Collected data entries:
------------------------------------
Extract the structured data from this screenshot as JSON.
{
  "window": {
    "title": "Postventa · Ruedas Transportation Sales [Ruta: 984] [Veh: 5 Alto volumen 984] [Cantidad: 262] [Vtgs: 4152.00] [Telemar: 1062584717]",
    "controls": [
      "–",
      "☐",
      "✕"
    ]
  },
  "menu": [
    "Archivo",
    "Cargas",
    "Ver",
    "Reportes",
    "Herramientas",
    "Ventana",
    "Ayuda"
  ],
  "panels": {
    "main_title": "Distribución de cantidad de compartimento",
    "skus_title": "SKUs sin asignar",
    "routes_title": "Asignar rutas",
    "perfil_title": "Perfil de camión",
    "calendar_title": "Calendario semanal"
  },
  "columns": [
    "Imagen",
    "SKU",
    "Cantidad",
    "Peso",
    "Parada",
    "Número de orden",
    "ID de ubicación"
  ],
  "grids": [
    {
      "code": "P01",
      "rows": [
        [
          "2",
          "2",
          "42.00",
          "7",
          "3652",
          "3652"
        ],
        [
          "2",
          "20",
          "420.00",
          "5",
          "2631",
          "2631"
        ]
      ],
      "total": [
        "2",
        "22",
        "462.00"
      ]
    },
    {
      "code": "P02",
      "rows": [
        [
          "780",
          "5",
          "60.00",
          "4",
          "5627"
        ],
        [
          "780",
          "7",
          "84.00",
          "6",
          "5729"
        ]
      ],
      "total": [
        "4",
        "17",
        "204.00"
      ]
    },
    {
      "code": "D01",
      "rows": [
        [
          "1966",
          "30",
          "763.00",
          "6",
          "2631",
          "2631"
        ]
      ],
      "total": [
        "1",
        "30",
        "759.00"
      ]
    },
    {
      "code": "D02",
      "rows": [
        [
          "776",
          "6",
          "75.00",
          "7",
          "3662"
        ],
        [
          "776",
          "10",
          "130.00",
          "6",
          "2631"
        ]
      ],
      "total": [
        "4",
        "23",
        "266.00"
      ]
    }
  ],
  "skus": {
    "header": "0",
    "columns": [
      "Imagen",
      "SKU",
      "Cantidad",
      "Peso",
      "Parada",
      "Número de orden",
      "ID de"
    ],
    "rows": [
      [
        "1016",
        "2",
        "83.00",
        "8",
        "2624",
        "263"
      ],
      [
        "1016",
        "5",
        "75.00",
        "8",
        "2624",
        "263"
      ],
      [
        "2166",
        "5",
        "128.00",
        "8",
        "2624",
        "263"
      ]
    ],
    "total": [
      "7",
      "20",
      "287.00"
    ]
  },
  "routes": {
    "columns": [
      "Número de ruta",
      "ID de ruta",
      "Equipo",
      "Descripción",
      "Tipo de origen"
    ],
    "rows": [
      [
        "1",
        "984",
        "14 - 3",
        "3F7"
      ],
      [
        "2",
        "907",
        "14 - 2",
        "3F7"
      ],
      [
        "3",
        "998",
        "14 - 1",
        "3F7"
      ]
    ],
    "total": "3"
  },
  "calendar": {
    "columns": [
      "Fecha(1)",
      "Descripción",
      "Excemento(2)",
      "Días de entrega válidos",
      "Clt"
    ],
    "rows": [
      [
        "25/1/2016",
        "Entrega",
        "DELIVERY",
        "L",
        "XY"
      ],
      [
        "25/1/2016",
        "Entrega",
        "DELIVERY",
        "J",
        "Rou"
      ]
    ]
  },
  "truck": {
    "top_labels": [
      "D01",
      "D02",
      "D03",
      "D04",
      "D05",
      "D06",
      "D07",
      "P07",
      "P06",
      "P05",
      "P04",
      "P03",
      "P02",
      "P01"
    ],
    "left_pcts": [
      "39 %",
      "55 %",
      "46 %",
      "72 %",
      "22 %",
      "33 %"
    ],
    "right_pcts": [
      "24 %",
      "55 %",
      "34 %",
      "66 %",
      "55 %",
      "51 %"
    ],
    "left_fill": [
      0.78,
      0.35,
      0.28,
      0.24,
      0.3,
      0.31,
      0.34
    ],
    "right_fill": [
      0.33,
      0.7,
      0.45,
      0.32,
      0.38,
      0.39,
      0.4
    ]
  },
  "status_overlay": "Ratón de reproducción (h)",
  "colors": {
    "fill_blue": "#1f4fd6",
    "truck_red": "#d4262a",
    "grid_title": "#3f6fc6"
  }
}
------------------------------------
■ **The task**
Copy out the whole listing exactly as written.

■ **Correct result**
Extract the structured data from this screenshot as JSON.
{
  "window": {
    "title": "Postventa · Ruedas Transportation Sales [Ruta: 984] [Veh: 5 Alto volumen 984] [Cantidad: 262] [Vtgs: 4152.00] [Telemar: 1062584717]",
    "controls": [
      "–",
      "☐",
      "✕"
    ]
  },
  "menu": [
    "Archivo",
    "Cargas",
    "Ver",
    "Reportes",
    "Herramientas",
    "Ventana",
    "Ayuda"
  ],
  "panels": {
    "main_title": "Distribución de cantidad de compartimento",
    "skus_title": "SKUs sin asignar",
    "routes_title": "Asignar rutas",
    "perfil_title": "Perfil de camión",
    "calendar_title": "Calendario semanal"
  },
  "columns": [
    "Imagen",
    "SKU",
    "Cantidad",
    "Peso",
    "Parada",
    "Número de orden",
    "ID de ubicación"
  ],
  "grids": [
    {
      "code": "P01",
      "rows": [
        [
          "2",
          "2",
          "42.00",
          "7",
          "3652",
          "3652"
        ],
        [
          "2",
          "20",
          "420.00",
          "5",
          "2631",
          "2631"
        ]
      ],
      "total": [
        "2",
        "22",
        "462.00"
      ]
    },
    {
      "code": "P02",
      "rows": [
        [
          "780",
          "5",
          "60.00",
          "4",
          "5627"
        ],
        [
          "780",
          "7",
          "84.00",
          "6",
          "5729"
        ]
      ],
      "total": [
        "4",
        "17",
        "204.00"
      ]
    },
    {
      "code": "D01",
      "rows": [
        [
          "1966",
          "30",
          "763.00",
          "6",
          "2631",
          "2631"
        ]
      ],
      "total": [
        "1",
        "30",
        "759.00"
      ]
    },
    {
      "code": "D02",
      "rows": [
        [
          "776",
          "6",
          "75.00",
          "7",
          "3662"
        ],
        [
          "776",
          "10",
          "130.00",
          "6",
          "2631"
        ]
      ],
      "total": [
        "4",
        "23",
        "266.00"
      ]
    }
  ],
  "skus": {
    "header": "0",
    "columns": [
      "Imagen",
      "SKU",
      "Cantidad",
      "Peso",
      "Parada",
      "Número de orden",
      "ID de"
    ],
    "rows": [
      [
        "1016",
        "2",
        "83.00",
        "8",
        "2624",
        "263"
      ],
      [
        "1016",
        "5",
        "75.00",
        "8",
        "2624",
        "263"
      ],
      [
        "2166",
        "5",
        "128.00",
        "8",
        "2624",
        "263"
      ]
    ],
    "total": [
      "7",
      "20",
      "287.00"
    ]
  },
  "routes": {
    "columns": [
      "Número de ruta",
      "ID de ruta",
      "Equipo",
      "Descripción",
      "Tipo de origen"
    ],
    "rows": [
      [
        "1",
        "984",
        "14 - 3",
        "3F7"
      ],
      [
        "2",
        "907",
        "14 - 2",
        "3F7"
      ],
      [
        "3",
        "998",
        "14 - 1",
        "3F7"
      ]
    ],
    "total": "3"
  },
  "calendar": {
    "columns": [
      "Fecha(1)",
      "Descripción",
      "Excemento(2)",
      "Días de entrega válidos",
      "Clt"
    ],
    "rows": [
      [
        "25/1/2016",
        "Entrega",
        "DELIVERY",
        "L",
        "XY"
      ],
      [
        "25/1/2016",
        "Entrega",
        "DELIVERY",
        "J",
        "Rou"
      ]
    ]
  },
  "truck": {
    "top_labels": [
      "D01",
      "D02",
      "D03",
      "D04",
      "D05",
      "D06",
      "D07",
      "P07",
      "P06",
      "P05",
      "P04",
      "P03",
      "P02",
      "P01"
    ],
    "left_pcts": [
      "39 %",
      "55 %",
      "46 %",
      "72 %",
      "22 %",
      "33 %"
    ],
    "right_pcts": [
      "24 %",
      "55 %",
      "34 %",
      "66 %",
      "55 %",
      "51 %"
    ],
    "left_fill": [
      0.78,
      0.35,
      0.28,
      0.24,
      0.3,
      0.31,
      0.34
    ],
    "right_fill": [
      0.33,
      0.7,
      0.45,
      0.32,
      0.38,
      0.39,
      0.4
    ]
  },
  "status_overlay": "Ratón de reproducción (h)",
  "colors": {
    "fill_blue": "#1f4fd6",
    "truck_red": "#d4262a",
    "grid_title": "#3f6fc6"
  }
}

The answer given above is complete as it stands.